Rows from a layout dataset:
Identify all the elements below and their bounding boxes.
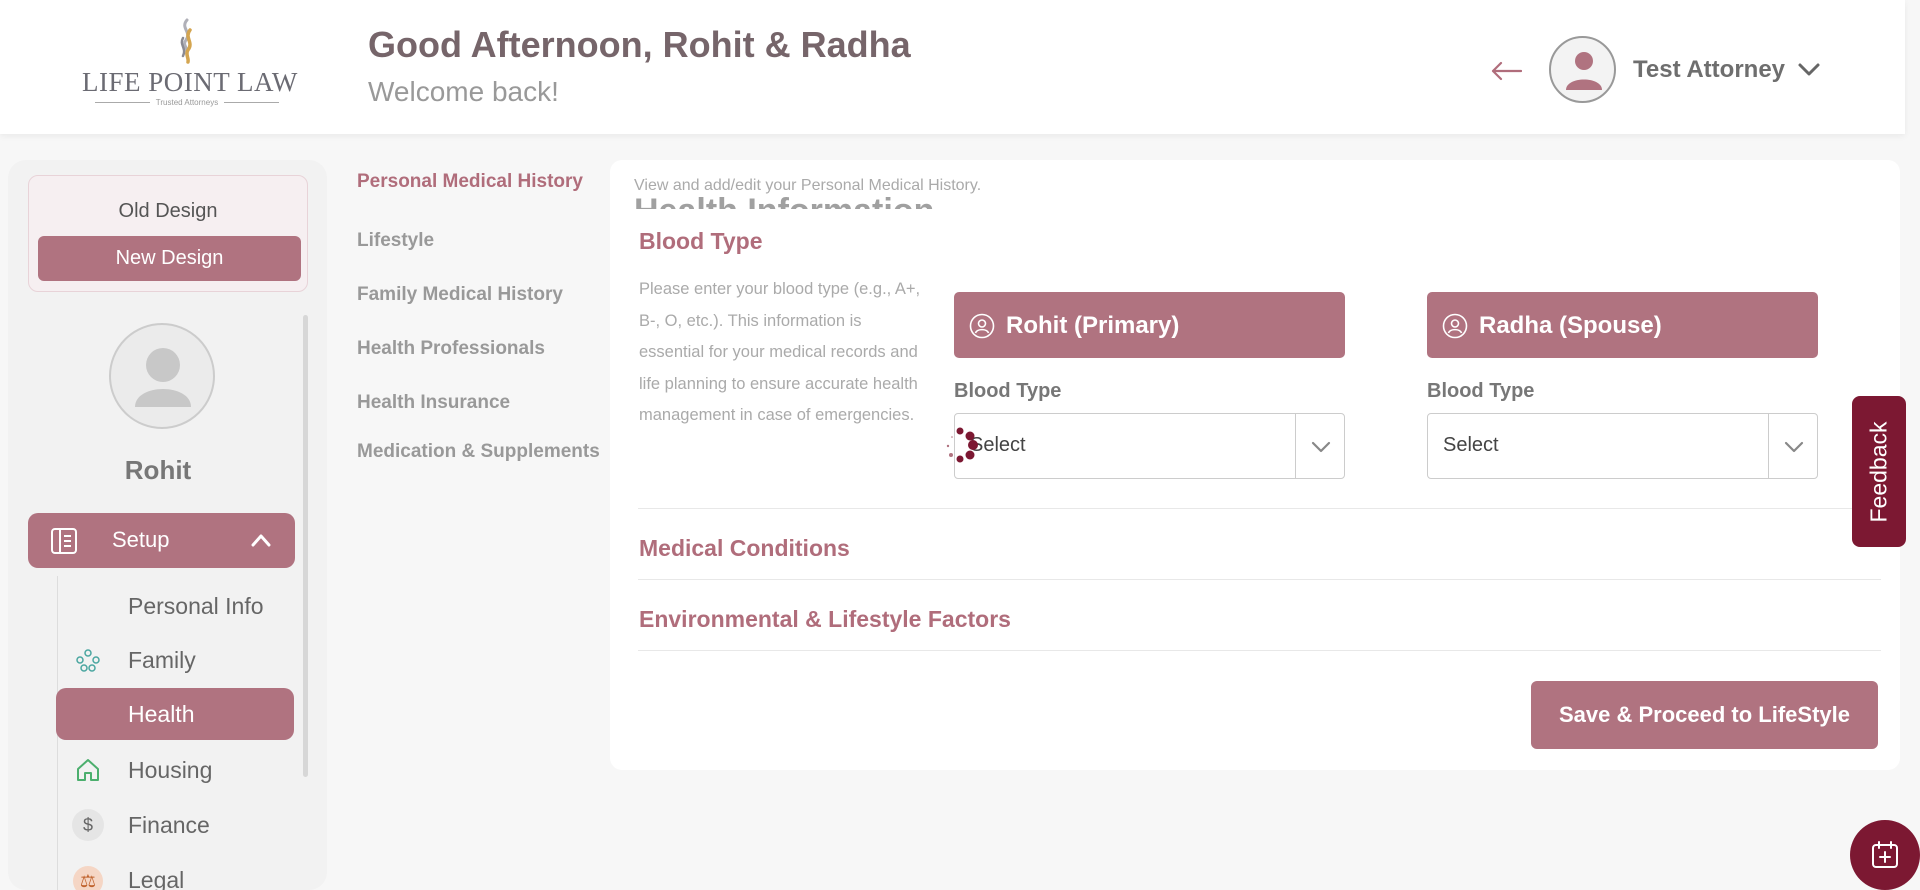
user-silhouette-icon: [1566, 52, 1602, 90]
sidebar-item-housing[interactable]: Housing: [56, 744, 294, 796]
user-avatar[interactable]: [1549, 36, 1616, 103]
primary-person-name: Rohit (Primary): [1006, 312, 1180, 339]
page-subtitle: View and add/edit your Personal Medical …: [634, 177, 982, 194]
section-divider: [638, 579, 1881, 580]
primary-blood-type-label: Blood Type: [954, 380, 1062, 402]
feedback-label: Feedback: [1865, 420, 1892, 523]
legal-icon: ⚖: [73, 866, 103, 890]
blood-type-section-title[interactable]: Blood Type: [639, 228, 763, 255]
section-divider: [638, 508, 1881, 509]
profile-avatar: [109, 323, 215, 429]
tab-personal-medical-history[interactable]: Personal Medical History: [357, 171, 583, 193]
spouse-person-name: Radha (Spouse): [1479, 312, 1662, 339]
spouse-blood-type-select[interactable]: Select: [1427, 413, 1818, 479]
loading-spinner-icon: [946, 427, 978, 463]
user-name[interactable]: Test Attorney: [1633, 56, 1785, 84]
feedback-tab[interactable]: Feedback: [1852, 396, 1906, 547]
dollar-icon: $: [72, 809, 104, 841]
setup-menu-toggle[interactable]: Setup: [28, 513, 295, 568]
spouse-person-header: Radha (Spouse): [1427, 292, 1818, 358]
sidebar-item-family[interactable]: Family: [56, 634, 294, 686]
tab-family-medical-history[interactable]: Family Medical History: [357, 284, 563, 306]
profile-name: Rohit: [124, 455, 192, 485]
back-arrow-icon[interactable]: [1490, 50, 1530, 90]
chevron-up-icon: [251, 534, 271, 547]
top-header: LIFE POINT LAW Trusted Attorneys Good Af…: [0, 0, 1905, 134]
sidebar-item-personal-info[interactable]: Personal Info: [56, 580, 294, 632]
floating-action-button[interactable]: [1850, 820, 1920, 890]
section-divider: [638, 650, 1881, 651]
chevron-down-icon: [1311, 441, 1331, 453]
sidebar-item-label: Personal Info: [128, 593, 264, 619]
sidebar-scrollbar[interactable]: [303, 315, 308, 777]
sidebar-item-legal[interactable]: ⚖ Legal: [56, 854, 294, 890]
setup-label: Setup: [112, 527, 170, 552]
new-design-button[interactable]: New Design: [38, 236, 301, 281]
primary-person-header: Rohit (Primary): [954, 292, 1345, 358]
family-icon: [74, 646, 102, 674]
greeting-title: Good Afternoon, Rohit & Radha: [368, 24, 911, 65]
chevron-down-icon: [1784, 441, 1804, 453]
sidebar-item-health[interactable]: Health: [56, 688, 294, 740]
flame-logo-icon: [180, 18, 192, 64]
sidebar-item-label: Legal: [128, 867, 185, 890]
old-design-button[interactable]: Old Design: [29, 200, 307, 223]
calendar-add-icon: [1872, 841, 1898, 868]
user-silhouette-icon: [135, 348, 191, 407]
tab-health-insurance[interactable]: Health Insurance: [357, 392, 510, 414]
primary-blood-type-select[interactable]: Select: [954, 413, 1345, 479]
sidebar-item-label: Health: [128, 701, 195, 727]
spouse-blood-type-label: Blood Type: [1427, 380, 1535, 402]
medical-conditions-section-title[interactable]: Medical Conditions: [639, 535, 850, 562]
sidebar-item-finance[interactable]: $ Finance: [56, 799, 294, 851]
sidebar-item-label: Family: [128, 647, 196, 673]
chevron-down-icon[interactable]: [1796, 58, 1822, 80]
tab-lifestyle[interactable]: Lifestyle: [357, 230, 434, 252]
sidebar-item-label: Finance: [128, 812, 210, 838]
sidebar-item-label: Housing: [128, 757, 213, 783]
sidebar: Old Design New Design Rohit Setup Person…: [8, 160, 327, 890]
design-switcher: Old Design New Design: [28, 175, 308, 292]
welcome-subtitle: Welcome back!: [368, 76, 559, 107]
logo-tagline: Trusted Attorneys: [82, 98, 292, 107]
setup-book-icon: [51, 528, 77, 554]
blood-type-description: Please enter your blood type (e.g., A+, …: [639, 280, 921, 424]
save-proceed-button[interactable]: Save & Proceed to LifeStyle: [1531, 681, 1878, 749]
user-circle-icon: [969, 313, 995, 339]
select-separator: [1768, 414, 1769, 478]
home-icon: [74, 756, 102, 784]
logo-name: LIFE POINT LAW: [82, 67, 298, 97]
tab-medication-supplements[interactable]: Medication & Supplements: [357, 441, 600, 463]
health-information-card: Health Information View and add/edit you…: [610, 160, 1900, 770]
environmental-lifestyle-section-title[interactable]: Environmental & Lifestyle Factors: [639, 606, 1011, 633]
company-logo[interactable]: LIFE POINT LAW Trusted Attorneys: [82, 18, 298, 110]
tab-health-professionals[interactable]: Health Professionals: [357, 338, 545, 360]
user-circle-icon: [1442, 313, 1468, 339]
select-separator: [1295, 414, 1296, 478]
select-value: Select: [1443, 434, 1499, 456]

EXERCISE AIM: Put the material from the line containing "user-silhouette-icon: [1566, 52, 1602, 90]" through the line containing "profile-avatar: [109, 323, 215, 429]" into a numbered list, leaving out any blank lines.

COMPLETED TASK:
1. user-silhouette-icon: [1566, 52, 1602, 90]
2. sidebar-item-housing[interactable]: Housing: [56, 744, 294, 796]
3. user-avatar[interactable]: [1549, 36, 1616, 103]
4. primary-person-name: Rohit (Primary): [1006, 312, 1180, 339]
5. page-subtitle: View and add/edit your Personal Medical …: [634, 177, 982, 194]
6. section-divider: [638, 579, 1881, 580]
7. primary-blood-type-label: Blood Type: [954, 380, 1062, 402]
8. feedback-label: Feedback: [1865, 420, 1892, 523]
9. legal-icon: ⚖: [73, 866, 103, 890]
10. blood-type-section-title[interactable]: Blood Type: [639, 228, 763, 255]
11. section-divider: [638, 508, 1881, 509]
12. profile-avatar: [109, 323, 215, 429]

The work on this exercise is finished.